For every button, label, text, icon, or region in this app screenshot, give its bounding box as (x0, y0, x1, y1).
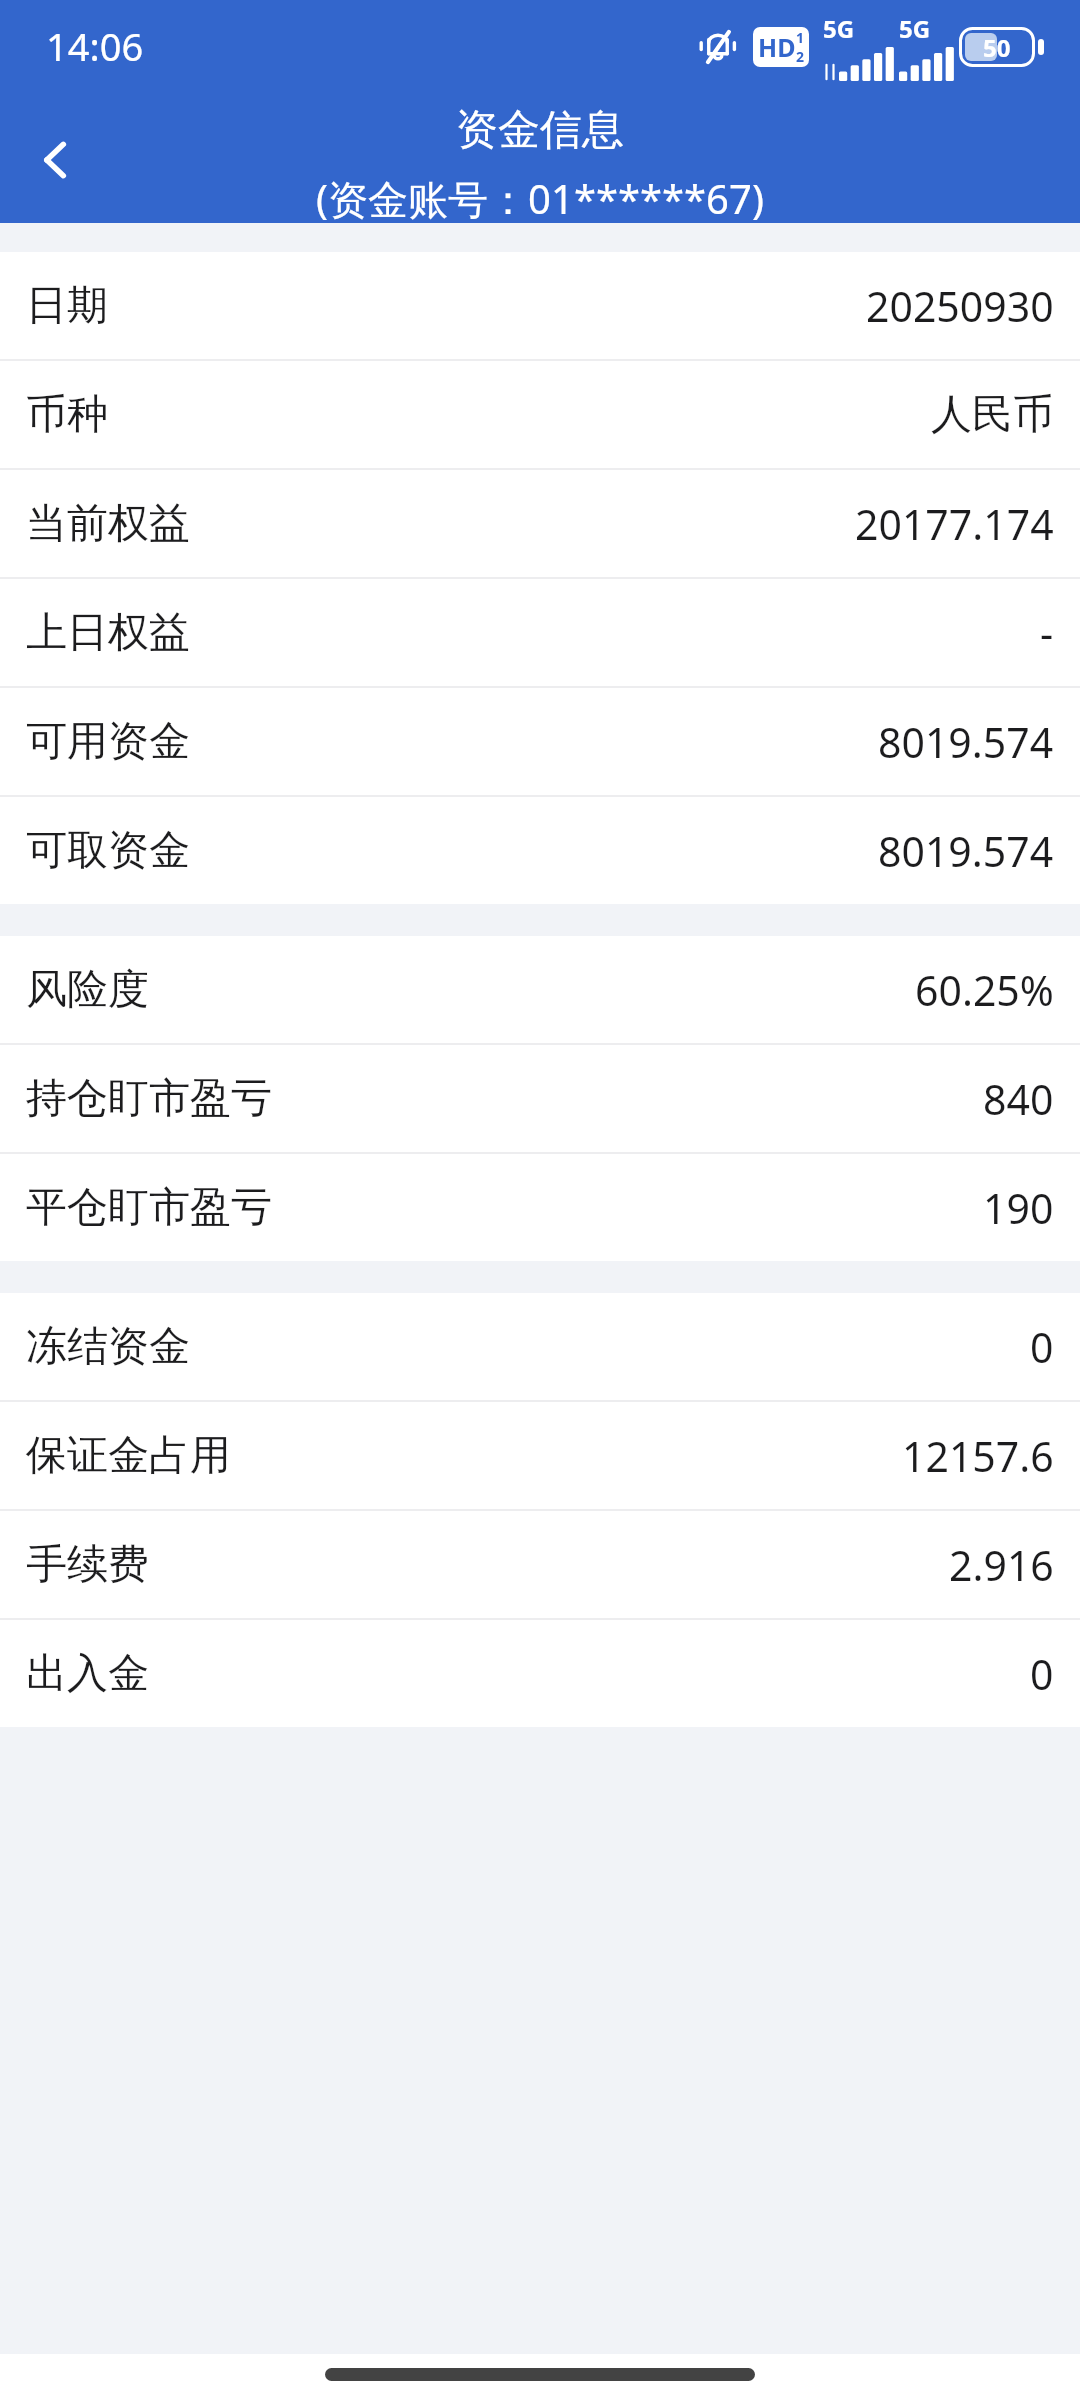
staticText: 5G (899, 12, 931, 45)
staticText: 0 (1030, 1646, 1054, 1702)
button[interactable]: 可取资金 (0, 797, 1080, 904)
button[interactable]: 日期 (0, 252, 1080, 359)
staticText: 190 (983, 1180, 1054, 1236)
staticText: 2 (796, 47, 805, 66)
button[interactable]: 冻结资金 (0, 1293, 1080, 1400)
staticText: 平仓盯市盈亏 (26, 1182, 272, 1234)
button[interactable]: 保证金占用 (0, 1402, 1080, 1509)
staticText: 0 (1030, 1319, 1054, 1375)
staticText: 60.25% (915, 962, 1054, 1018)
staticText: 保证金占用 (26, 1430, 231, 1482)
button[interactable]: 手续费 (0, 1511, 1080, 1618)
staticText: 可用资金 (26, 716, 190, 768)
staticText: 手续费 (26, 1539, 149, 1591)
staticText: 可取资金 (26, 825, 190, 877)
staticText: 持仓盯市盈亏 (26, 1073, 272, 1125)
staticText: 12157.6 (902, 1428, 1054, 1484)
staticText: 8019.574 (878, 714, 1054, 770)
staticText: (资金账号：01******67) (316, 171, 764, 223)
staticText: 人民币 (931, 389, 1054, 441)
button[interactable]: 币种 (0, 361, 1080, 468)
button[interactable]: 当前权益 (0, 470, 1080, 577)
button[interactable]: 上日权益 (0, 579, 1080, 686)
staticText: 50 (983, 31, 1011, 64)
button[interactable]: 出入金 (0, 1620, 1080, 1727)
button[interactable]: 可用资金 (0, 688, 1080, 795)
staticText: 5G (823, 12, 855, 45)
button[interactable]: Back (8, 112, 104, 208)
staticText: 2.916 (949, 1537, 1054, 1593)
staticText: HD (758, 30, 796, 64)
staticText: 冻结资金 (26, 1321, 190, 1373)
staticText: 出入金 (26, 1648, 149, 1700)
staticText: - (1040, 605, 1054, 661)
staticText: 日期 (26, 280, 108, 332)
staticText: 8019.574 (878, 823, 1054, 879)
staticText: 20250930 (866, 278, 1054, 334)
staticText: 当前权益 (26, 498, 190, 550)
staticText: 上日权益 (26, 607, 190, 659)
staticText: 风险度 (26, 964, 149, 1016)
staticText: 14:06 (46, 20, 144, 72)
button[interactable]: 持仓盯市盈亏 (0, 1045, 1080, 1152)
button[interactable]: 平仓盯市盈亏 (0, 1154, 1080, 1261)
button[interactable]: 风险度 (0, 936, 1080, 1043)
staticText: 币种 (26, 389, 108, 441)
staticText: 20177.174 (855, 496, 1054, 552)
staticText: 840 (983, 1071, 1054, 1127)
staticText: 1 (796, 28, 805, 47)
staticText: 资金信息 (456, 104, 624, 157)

...

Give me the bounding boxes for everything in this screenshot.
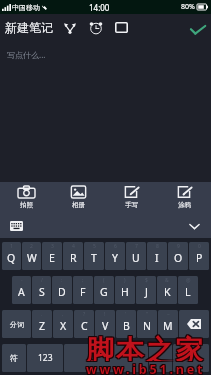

** What to do **
Please copy the items above word for word, from the line containing "For every button, label, text, icon, or" through the line containing "button[interactable]: 可取资金 (0, 797, 1080, 904)", both lines included. Leave out the pictures.

** Output below **
For every button, label, text, icon, or region in this app screenshot, give its bounding box as (x0, y0, x1, y1).
staticText: 5G (899, 12, 931, 45)
staticText: 0 (1030, 1646, 1054, 1702)
button[interactable]: 可取资金 (0, 797, 1080, 904)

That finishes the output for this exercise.